Stored records
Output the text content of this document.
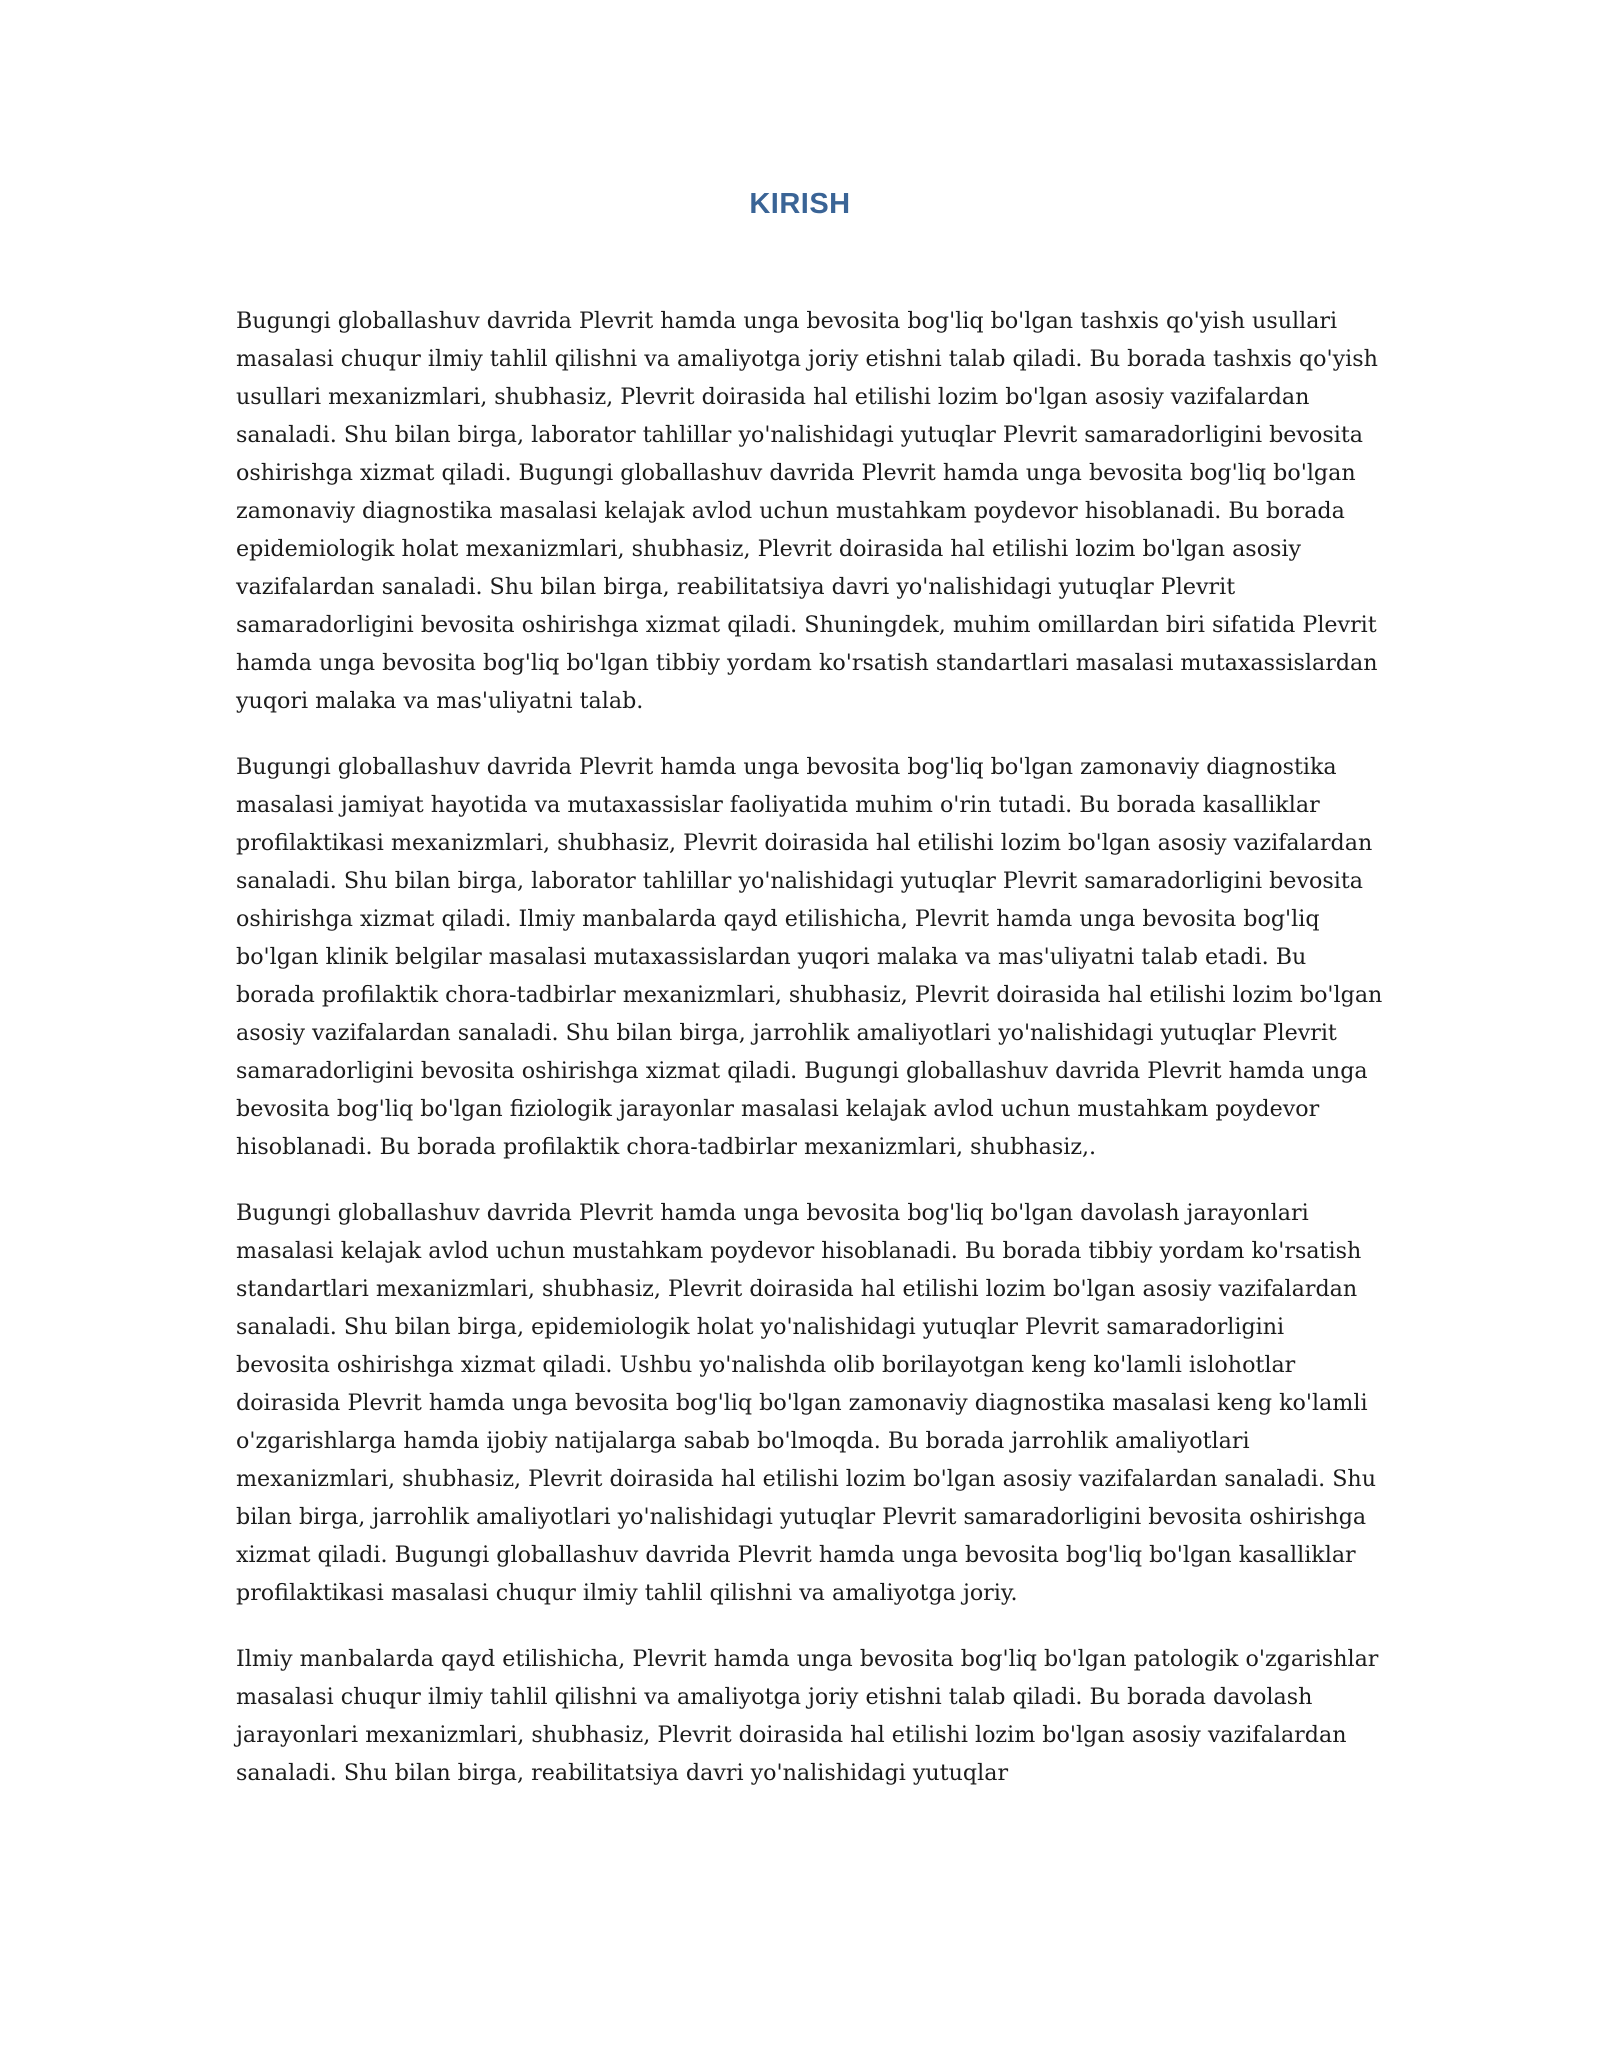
KIRISH

Bugungi globallashuv davrida Plevrit hamda unga bevosita bog'liq bo'lgan tashxis qo'yish usullari masalasi chuqur ilmiy tahlil qilishni va amaliyotga joriy etishni talab qiladi. Bu borada tashxis qo'yish usullari mexanizmlari, shubhasiz, Plevrit doirasida hal etilishi lozim bo'lgan asosiy vazifalardan sanaladi. Shu bilan birga, laborator tahlillar yo'nalishidagi yutuqlar Plevrit samaradorligini bevosita oshirishga xizmat qiladi. Bugungi globallashuv davrida Plevrit hamda unga bevosita bog'liq bo'lgan zamonaviy diagnostika masalasi kelajak avlod uchun mustahkam poydevor hisoblanadi. Bu borada epidemiologik holat mexanizmlari, shubhasiz, Plevrit doirasida hal etilishi lozim bo'lgan asosiy vazifalardan sanaladi. Shu bilan birga, reabilitatsiya davri yo'nalishidagi yutuqlar Plevrit samaradorligini bevosita oshirishga xizmat qiladi. Shuningdek, muhim omillardan biri sifatida Plevrit hamda unga bevosita bog'liq bo'lgan tibbiy yordam ko'rsatish standartlari masalasi mutaxassislardan yuqori malaka va mas'uliyatni talab.

Bugungi globallashuv davrida Plevrit hamda unga bevosita bog'liq bo'lgan zamonaviy diagnostika masalasi jamiyat hayotida va mutaxassislar faoliyatida muhim o'rin tutadi. Bu borada kasalliklar profilaktikasi mexanizmlari, shubhasiz, Plevrit doirasida hal etilishi lozim bo'lgan asosiy vazifalardan sanaladi. Shu bilan birga, laborator tahlillar yo'nalishidagi yutuqlar Plevrit samaradorligini bevosita oshirishga xizmat qiladi. Ilmiy manbalarda qayd etilishicha, Plevrit hamda unga bevosita bog'liq bo'lgan klinik belgilar masalasi mutaxassislardan yuqori malaka va mas'uliyatni talab etadi. Bu borada profilaktik chora-tadbirlar mexanizmlari, shubhasiz, Plevrit doirasida hal etilishi lozim bo'lgan asosiy vazifalardan sanaladi. Shu bilan birga, jarrohlik amaliyotlari yo'nalishidagi yutuqlar Plevrit samaradorligini bevosita oshirishga xizmat qiladi. Bugungi globallashuv davrida Plevrit hamda unga bevosita bog'liq bo'lgan fiziologik jarayonlar masalasi kelajak avlod uchun mustahkam poydevor hisoblanadi. Bu borada profilaktik chora-tadbirlar mexanizmlari, shubhasiz,.

Bugungi globallashuv davrida Plevrit hamda unga bevosita bog'liq bo'lgan davolash jarayonlari masalasi kelajak avlod uchun mustahkam poydevor hisoblanadi. Bu borada tibbiy yordam ko'rsatish standartlari mexanizmlari, shubhasiz, Plevrit doirasida hal etilishi lozim bo'lgan asosiy vazifalardan sanaladi. Shu bilan birga, epidemiologik holat yo'nalishidagi yutuqlar Plevrit samaradorligini bevosita oshirishga xizmat qiladi. Ushbu yo'nalishda olib borilayotgan keng ko'lamli islohotlar doirasida Plevrit hamda unga bevosita bog'liq bo'lgan zamonaviy diagnostika masalasi keng ko'lamli o'zgarishlarga hamda ijobiy natijalarga sabab bo'lmoqda. Bu borada jarrohlik amaliyotlari mexanizmlari, shubhasiz, Plevrit doirasida hal etilishi lozim bo'lgan asosiy vazifalardan sanaladi. Shu bilan birga, jarrohlik amaliyotlari yo'nalishidagi yutuqlar Plevrit samaradorligini bevosita oshirishga xizmat qiladi. Bugungi globallashuv davrida Plevrit hamda unga bevosita bog'liq bo'lgan kasalliklar profilaktikasi masalasi chuqur ilmiy tahlil qilishni va amaliyotga joriy.

Ilmiy manbalarda qayd etilishicha, Plevrit hamda unga bevosita bog'liq bo'lgan patologik o'zgarishlar masalasi chuqur ilmiy tahlil qilishni va amaliyotga joriy etishni talab qiladi. Bu borada davolash jarayonlari mexanizmlari, shubhasiz, Plevrit doirasida hal etilishi lozim bo'lgan asosiy vazifalardan sanaladi. Shu bilan birga, reabilitatsiya davri yo'nalishidagi yutuqlar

THE EXERCISE: Transcribe the complete set of entries verbatim. No pictures belong in the copy.

TASK RESPONSE:
Output the text content of this document.
KIRISH

Bugungi globallashuv davrida Plevrit hamda unga bevosita bog'liq bo'lgan tashxis qo'yish usullari masalasi chuqur ilmiy tahlil qilishni va amaliyotga joriy etishni talab qiladi. Bu borada tashxis qo'yish usullari mexanizmlari, shubhasiz, Plevrit doirasida hal etilishi lozim bo'lgan asosiy vazifalardan sanaladi. Shu bilan birga, laborator tahlillar yo'nalishidagi yutuqlar Plevrit samaradorligini bevosita oshirishga xizmat qiladi. Bugungi globallashuv davrida Plevrit hamda unga bevosita bog'liq bo'lgan zamonaviy diagnostika masalasi kelajak avlod uchun mustahkam poydevor hisoblanadi. Bu borada epidemiologik holat mexanizmlari, shubhasiz, Plevrit doirasida hal etilishi lozim bo'lgan asosiy vazifalardan sanaladi. Shu bilan birga, reabilitatsiya davri yo'nalishidagi yutuqlar Plevrit samaradorligini bevosita oshirishga xizmat qiladi. Shuningdek, muhim omillardan biri sifatida Plevrit hamda unga bevosita bog'liq bo'lgan tibbiy yordam ko'rsatish standartlari masalasi mutaxassislardan yuqori malaka va mas'uliyatni talab.

Bugungi globallashuv davrida Plevrit hamda unga bevosita bog'liq bo'lgan zamonaviy diagnostika masalasi jamiyat hayotida va mutaxassislar faoliyatida muhim o'rin tutadi. Bu borada kasalliklar profilaktikasi mexanizmlari, shubhasiz, Plevrit doirasida hal etilishi lozim bo'lgan asosiy vazifalardan sanaladi. Shu bilan birga, laborator tahlillar yo'nalishidagi yutuqlar Plevrit samaradorligini bevosita oshirishga xizmat qiladi. Ilmiy manbalarda qayd etilishicha, Plevrit hamda unga bevosita bog'liq bo'lgan klinik belgilar masalasi mutaxassislardan yuqori malaka va mas'uliyatni talab etadi. Bu borada profilaktik chora-tadbirlar mexanizmlari, shubhasiz, Plevrit doirasida hal etilishi lozim bo'lgan asosiy vazifalardan sanaladi. Shu bilan birga, jarrohlik amaliyotlari yo'nalishidagi yutuqlar Plevrit samaradorligini bevosita oshirishga xizmat qiladi. Bugungi globallashuv davrida Plevrit hamda unga bevosita bog'liq bo'lgan fiziologik jarayonlar masalasi kelajak avlod uchun mustahkam poydevor hisoblanadi. Bu borada profilaktik chora-tadbirlar mexanizmlari, shubhasiz,.

Bugungi globallashuv davrida Plevrit hamda unga bevosita bog'liq bo'lgan davolash jarayonlari masalasi kelajak avlod uchun mustahkam poydevor hisoblanadi. Bu borada tibbiy yordam ko'rsatish standartlari mexanizmlari, shubhasiz, Plevrit doirasida hal etilishi lozim bo'lgan asosiy vazifalardan sanaladi. Shu bilan birga, epidemiologik holat yo'nalishidagi yutuqlar Plevrit samaradorligini bevosita oshirishga xizmat qiladi. Ushbu yo'nalishda olib borilayotgan keng ko'lamli islohotlar doirasida Plevrit hamda unga bevosita bog'liq bo'lgan zamonaviy diagnostika masalasi keng ko'lamli o'zgarishlarga hamda ijobiy natijalarga sabab bo'lmoqda. Bu borada jarrohlik amaliyotlari mexanizmlari, shubhasiz, Plevrit doirasida hal etilishi lozim bo'lgan asosiy vazifalardan sanaladi. Shu bilan birga, jarrohlik amaliyotlari yo'nalishidagi yutuqlar Plevrit samaradorligini bevosita oshirishga xizmat qiladi. Bugungi globallashuv davrida Plevrit hamda unga bevosita bog'liq bo'lgan kasalliklar profilaktikasi masalasi chuqur ilmiy tahlil qilishni va amaliyotga joriy.

Ilmiy manbalarda qayd etilishicha, Plevrit hamda unga bevosita bog'liq bo'lgan patologik o'zgarishlar masalasi chuqur ilmiy tahlil qilishni va amaliyotga joriy etishni talab qiladi. Bu borada davolash jarayonlari mexanizmlari, shubhasiz, Plevrit doirasida hal etilishi lozim bo'lgan asosiy vazifalardan sanaladi. Shu bilan birga, reabilitatsiya davri yo'nalishidagi yutuqlar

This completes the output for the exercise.